Task objective:
Give every entry again, word for word and in full.

# START OF Task data

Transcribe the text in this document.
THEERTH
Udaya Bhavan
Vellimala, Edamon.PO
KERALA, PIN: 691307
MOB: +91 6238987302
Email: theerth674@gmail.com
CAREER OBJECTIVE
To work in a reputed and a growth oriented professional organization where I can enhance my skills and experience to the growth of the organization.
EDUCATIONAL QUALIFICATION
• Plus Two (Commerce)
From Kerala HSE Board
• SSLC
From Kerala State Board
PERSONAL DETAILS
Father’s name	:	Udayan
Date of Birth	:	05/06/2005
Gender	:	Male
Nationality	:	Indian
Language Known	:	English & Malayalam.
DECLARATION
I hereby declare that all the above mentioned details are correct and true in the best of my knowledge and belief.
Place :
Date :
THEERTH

# END OF Task data

Complete output:
Transcribe the text in this document.
THEERTH
Udaya Bhavan
Vellimala, Edamon.PO
KERALA, PIN: 691307
MOB: +91 6238987302
Email: theerth674@gmail.com
CAREER OBJECTIVE
To work in a reputed and a growth oriented professional organization where I can enhance my skills and experience to the growth of the organization.
EDUCATIONAL QUALIFICATION
• Plus Two (Commerce)
From Kerala HSE Board
• SSLC
From Kerala State Board
PERSONAL DETAILS
Father’s name	:	Udayan
Date of Birth	:	05/06/2005
Gender	:	Male
Nationality	:	Indian
Language Known	:	English & Malayalam.
DECLARATION
I hereby declare that all the above mentioned details are correct and true in the best of my knowledge and belief.
Place :
Date :
THEERTH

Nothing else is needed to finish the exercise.